▸ **Rows**:
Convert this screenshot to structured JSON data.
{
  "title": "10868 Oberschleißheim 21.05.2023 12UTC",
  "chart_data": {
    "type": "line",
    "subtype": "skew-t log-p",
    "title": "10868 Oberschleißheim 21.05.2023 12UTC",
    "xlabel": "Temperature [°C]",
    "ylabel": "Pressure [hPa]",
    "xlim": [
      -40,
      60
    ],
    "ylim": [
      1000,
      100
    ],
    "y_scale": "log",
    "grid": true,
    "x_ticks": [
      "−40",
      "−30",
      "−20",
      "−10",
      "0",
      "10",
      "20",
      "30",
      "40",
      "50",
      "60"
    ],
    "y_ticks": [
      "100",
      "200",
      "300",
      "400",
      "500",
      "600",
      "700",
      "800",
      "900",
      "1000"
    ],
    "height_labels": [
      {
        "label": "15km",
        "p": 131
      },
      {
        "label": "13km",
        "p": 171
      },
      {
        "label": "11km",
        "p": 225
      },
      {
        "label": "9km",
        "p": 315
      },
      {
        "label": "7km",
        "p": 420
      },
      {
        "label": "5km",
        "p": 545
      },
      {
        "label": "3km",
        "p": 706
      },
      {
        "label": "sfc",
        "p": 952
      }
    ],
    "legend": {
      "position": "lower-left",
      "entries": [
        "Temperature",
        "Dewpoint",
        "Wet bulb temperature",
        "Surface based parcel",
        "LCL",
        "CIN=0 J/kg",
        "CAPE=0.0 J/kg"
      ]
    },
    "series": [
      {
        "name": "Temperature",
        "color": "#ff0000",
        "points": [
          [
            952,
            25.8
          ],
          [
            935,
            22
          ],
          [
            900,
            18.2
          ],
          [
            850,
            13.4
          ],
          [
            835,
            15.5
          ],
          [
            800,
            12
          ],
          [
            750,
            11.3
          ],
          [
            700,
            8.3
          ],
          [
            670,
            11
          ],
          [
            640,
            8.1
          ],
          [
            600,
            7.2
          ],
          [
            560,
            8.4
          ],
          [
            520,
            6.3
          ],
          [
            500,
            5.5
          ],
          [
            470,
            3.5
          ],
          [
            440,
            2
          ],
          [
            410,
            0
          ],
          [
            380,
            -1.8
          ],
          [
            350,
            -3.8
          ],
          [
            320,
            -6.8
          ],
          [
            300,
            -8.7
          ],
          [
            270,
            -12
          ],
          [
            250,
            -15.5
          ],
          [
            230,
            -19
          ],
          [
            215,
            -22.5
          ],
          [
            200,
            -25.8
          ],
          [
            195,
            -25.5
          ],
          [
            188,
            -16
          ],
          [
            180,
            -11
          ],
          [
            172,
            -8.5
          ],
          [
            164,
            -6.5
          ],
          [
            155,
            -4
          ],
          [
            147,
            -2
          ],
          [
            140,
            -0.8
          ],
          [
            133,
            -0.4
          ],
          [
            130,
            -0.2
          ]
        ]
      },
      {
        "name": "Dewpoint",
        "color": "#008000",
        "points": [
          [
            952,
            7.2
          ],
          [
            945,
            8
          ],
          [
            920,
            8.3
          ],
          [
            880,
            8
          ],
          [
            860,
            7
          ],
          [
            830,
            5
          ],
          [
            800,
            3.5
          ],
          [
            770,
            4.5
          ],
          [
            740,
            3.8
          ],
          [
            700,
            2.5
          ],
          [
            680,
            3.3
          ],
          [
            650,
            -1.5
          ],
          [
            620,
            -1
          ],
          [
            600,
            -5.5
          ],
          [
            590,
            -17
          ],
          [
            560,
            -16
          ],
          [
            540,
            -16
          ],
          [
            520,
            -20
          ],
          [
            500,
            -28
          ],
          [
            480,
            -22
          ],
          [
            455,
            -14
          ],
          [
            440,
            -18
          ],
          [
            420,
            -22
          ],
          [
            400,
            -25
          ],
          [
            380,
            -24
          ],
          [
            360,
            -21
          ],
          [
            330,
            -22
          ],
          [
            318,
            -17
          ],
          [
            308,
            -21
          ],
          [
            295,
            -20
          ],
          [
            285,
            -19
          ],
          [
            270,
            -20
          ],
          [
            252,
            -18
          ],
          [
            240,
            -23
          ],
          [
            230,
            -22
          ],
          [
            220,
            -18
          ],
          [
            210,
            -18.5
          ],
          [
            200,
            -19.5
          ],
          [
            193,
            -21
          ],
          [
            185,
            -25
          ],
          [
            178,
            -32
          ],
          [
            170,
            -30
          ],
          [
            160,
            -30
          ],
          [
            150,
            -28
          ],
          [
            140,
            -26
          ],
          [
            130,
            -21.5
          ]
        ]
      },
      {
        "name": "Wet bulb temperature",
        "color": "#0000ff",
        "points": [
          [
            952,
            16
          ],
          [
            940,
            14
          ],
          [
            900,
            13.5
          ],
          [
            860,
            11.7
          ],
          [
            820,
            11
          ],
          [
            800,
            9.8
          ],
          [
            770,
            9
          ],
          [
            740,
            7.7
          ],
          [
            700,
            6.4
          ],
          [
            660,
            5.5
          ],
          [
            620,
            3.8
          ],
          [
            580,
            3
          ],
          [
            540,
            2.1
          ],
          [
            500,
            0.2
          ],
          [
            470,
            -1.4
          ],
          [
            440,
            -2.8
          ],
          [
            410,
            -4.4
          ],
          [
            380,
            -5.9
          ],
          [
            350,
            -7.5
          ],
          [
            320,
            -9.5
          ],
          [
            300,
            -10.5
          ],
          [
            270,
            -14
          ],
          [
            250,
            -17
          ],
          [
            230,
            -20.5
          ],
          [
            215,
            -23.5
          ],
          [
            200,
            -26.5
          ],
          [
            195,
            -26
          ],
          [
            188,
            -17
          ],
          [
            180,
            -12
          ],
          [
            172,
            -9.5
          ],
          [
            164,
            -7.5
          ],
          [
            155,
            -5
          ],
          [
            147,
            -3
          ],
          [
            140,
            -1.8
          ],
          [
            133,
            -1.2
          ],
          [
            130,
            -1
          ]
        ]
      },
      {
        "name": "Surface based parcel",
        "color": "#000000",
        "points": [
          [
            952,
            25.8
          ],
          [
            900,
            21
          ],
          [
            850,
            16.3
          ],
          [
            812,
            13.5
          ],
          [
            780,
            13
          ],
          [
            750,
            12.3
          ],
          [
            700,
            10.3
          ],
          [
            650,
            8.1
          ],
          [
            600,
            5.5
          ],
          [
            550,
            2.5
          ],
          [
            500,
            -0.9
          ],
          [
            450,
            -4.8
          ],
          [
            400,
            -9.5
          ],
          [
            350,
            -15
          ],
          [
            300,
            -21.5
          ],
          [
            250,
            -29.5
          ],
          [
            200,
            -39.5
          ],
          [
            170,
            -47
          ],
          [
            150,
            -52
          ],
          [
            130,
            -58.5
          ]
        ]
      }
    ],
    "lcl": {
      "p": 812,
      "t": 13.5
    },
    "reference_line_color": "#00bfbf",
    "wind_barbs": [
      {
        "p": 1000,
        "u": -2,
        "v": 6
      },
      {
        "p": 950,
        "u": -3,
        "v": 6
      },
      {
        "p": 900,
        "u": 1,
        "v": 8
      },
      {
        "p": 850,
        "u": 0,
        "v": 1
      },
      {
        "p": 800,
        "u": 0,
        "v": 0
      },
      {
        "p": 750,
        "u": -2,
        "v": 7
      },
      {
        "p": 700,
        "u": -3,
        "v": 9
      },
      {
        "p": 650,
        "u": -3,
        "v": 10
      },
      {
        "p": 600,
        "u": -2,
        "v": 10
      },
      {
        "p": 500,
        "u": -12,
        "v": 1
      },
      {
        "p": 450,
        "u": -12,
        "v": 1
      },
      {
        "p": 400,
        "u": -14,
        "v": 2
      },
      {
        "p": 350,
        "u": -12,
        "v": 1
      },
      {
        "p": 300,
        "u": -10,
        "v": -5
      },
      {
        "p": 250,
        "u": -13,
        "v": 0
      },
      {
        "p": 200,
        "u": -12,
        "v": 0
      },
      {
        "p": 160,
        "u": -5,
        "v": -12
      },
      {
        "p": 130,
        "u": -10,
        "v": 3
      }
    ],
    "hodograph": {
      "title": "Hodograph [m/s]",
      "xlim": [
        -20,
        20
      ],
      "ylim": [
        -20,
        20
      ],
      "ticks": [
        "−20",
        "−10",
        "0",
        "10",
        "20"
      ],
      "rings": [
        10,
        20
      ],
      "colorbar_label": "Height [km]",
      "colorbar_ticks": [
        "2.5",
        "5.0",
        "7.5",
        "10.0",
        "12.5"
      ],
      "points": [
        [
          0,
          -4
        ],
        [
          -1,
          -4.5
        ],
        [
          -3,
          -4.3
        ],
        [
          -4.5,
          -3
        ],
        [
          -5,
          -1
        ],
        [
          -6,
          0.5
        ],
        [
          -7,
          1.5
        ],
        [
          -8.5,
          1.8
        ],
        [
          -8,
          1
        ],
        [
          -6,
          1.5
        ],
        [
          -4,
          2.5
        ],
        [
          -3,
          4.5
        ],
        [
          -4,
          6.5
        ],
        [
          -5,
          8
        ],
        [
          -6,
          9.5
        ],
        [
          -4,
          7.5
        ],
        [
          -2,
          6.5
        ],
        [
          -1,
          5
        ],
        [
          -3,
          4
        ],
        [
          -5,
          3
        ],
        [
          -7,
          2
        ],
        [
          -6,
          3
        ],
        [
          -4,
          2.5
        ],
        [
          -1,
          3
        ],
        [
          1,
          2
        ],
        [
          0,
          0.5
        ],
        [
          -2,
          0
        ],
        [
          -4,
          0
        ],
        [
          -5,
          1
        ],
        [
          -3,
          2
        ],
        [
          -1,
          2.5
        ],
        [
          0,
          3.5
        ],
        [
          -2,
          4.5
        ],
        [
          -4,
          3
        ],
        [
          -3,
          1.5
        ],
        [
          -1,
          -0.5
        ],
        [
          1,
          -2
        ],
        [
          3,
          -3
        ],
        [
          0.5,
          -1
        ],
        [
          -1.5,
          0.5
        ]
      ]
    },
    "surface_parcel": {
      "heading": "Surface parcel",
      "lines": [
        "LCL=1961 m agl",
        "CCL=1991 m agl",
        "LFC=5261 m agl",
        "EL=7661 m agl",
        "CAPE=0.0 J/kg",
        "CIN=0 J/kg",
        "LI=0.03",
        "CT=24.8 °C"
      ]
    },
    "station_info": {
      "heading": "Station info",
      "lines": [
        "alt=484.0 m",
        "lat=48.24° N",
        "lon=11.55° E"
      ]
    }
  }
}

▸ **Work to be completed**: Copy out every line in the listing where the word "Oberschleißheim" appears.

▸ **Result for this task**:
  "title": "10868 Oberschleißheim 21.05.2023 12UTC",
    "title": "10868 Oberschleißheim 21.05.2023 12UTC",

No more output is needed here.